> What you need to do: An exact copy of the records is required, minus the pictures they hold.

■ ■ ■ ■ ■

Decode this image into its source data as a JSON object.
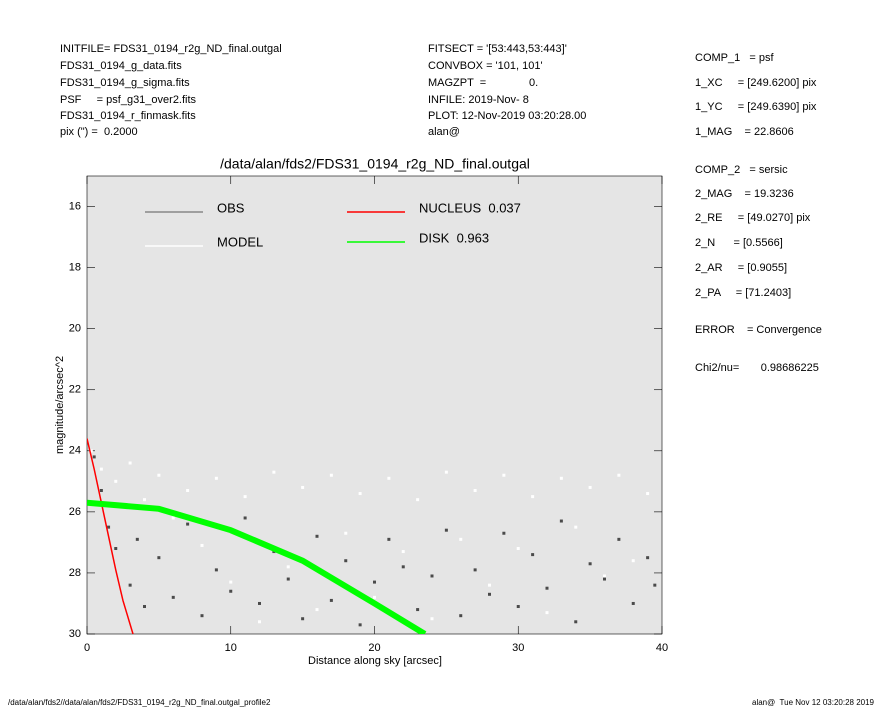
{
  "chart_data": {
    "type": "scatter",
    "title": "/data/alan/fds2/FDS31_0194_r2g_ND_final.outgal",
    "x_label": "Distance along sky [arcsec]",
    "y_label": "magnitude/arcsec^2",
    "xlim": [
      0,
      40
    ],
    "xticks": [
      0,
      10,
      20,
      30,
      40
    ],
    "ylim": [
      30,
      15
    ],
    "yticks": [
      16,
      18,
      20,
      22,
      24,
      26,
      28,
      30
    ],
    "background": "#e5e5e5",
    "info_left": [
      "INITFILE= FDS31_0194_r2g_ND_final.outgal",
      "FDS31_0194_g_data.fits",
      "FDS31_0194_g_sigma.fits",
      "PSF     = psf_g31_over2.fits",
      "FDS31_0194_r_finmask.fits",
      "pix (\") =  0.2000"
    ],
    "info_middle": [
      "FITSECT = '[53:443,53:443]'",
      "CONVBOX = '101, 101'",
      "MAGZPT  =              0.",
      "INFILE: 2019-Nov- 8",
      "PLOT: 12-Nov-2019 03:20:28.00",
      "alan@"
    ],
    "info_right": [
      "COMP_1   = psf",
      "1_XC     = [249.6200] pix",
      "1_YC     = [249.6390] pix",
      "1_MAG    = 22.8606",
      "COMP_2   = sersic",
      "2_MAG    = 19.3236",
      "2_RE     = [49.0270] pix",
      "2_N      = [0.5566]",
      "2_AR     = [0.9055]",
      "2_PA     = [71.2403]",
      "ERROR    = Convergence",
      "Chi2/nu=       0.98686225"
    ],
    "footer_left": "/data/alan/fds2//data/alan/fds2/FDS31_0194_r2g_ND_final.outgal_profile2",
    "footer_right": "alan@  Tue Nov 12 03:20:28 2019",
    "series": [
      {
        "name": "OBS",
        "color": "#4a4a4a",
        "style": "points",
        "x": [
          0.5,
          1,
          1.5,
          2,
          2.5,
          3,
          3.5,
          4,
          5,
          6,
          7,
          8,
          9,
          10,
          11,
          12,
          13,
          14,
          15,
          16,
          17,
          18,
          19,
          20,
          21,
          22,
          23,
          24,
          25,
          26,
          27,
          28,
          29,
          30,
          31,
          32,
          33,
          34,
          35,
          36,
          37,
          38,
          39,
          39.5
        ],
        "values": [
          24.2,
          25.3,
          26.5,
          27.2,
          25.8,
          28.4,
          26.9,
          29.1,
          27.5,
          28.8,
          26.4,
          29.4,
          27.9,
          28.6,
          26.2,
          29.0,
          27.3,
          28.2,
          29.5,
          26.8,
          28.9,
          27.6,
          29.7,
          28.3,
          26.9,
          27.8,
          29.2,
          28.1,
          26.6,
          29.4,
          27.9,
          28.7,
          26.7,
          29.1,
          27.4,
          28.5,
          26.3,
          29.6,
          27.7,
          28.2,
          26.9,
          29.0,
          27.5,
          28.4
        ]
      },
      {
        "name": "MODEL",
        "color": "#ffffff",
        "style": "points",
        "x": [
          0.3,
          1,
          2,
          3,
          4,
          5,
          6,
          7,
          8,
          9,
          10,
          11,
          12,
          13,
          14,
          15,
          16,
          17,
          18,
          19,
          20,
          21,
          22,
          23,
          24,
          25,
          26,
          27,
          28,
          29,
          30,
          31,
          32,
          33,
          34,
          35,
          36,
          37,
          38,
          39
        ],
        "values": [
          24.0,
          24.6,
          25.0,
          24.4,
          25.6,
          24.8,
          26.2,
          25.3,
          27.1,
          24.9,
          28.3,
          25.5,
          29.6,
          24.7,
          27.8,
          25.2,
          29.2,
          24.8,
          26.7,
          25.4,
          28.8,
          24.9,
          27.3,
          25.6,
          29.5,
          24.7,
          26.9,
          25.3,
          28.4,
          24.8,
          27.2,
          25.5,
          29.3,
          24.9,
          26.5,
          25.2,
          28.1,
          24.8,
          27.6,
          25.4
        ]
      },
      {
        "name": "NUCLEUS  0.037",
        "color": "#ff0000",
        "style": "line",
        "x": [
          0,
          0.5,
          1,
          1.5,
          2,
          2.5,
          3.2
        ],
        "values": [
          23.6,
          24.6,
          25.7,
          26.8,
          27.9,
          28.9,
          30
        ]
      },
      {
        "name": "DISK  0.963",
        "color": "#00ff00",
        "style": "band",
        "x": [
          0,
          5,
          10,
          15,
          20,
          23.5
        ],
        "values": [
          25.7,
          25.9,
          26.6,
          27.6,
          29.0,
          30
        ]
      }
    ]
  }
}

■ ■ ■ ■ ■

> Answer for this exercise:
Decode this image into its source data as a JSON object.
{
  "chart_data": {
    "type": "scatter",
    "title": "/data/alan/fds2/FDS31_0194_r2g_ND_final.outgal",
    "x_label": "Distance along sky [arcsec]",
    "y_label": "magnitude/arcsec^2",
    "xlim": [
      0,
      40
    ],
    "xticks": [
      0,
      10,
      20,
      30,
      40
    ],
    "ylim": [
      30,
      15
    ],
    "yticks": [
      16,
      18,
      20,
      22,
      24,
      26,
      28,
      30
    ],
    "background": "#e5e5e5",
    "info_left": [
      "INITFILE= FDS31_0194_r2g_ND_final.outgal",
      "FDS31_0194_g_data.fits",
      "FDS31_0194_g_sigma.fits",
      "PSF     = psf_g31_over2.fits",
      "FDS31_0194_r_finmask.fits",
      "pix (\") =  0.2000"
    ],
    "info_middle": [
      "FITSECT = '[53:443,53:443]'",
      "CONVBOX = '101, 101'",
      "MAGZPT  =              0.",
      "INFILE: 2019-Nov- 8",
      "PLOT: 12-Nov-2019 03:20:28.00",
      "alan@"
    ],
    "info_right": [
      "COMP_1   = psf",
      "1_XC     = [249.6200] pix",
      "1_YC     = [249.6390] pix",
      "1_MAG    = 22.8606",
      "COMP_2   = sersic",
      "2_MAG    = 19.3236",
      "2_RE     = [49.0270] pix",
      "2_N      = [0.5566]",
      "2_AR     = [0.9055]",
      "2_PA     = [71.2403]",
      "ERROR    = Convergence",
      "Chi2/nu=       0.98686225"
    ],
    "footer_left": "/data/alan/fds2//data/alan/fds2/FDS31_0194_r2g_ND_final.outgal_profile2",
    "footer_right": "alan@  Tue Nov 12 03:20:28 2019",
    "series": [
      {
        "name": "OBS",
        "color": "#4a4a4a",
        "style": "points",
        "x": [
          0.5,
          1,
          1.5,
          2,
          2.5,
          3,
          3.5,
          4,
          5,
          6,
          7,
          8,
          9,
          10,
          11,
          12,
          13,
          14,
          15,
          16,
          17,
          18,
          19,
          20,
          21,
          22,
          23,
          24,
          25,
          26,
          27,
          28,
          29,
          30,
          31,
          32,
          33,
          34,
          35,
          36,
          37,
          38,
          39,
          39.5
        ],
        "values": [
          24.2,
          25.3,
          26.5,
          27.2,
          25.8,
          28.4,
          26.9,
          29.1,
          27.5,
          28.8,
          26.4,
          29.4,
          27.9,
          28.6,
          26.2,
          29.0,
          27.3,
          28.2,
          29.5,
          26.8,
          28.9,
          27.6,
          29.7,
          28.3,
          26.9,
          27.8,
          29.2,
          28.1,
          26.6,
          29.4,
          27.9,
          28.7,
          26.7,
          29.1,
          27.4,
          28.5,
          26.3,
          29.6,
          27.7,
          28.2,
          26.9,
          29.0,
          27.5,
          28.4
        ]
      },
      {
        "name": "MODEL",
        "color": "#ffffff",
        "style": "points",
        "x": [
          0.3,
          1,
          2,
          3,
          4,
          5,
          6,
          7,
          8,
          9,
          10,
          11,
          12,
          13,
          14,
          15,
          16,
          17,
          18,
          19,
          20,
          21,
          22,
          23,
          24,
          25,
          26,
          27,
          28,
          29,
          30,
          31,
          32,
          33,
          34,
          35,
          36,
          37,
          38,
          39
        ],
        "values": [
          24.0,
          24.6,
          25.0,
          24.4,
          25.6,
          24.8,
          26.2,
          25.3,
          27.1,
          24.9,
          28.3,
          25.5,
          29.6,
          24.7,
          27.8,
          25.2,
          29.2,
          24.8,
          26.7,
          25.4,
          28.8,
          24.9,
          27.3,
          25.6,
          29.5,
          24.7,
          26.9,
          25.3,
          28.4,
          24.8,
          27.2,
          25.5,
          29.3,
          24.9,
          26.5,
          25.2,
          28.1,
          24.8,
          27.6,
          25.4
        ]
      },
      {
        "name": "NUCLEUS  0.037",
        "color": "#ff0000",
        "style": "line",
        "x": [
          0,
          0.5,
          1,
          1.5,
          2,
          2.5,
          3.2
        ],
        "values": [
          23.6,
          24.6,
          25.7,
          26.8,
          27.9,
          28.9,
          30
        ]
      },
      {
        "name": "DISK  0.963",
        "color": "#00ff00",
        "style": "band",
        "x": [
          0,
          5,
          10,
          15,
          20,
          23.5
        ],
        "values": [
          25.7,
          25.9,
          26.6,
          27.6,
          29.0,
          30
        ]
      }
    ]
  }
}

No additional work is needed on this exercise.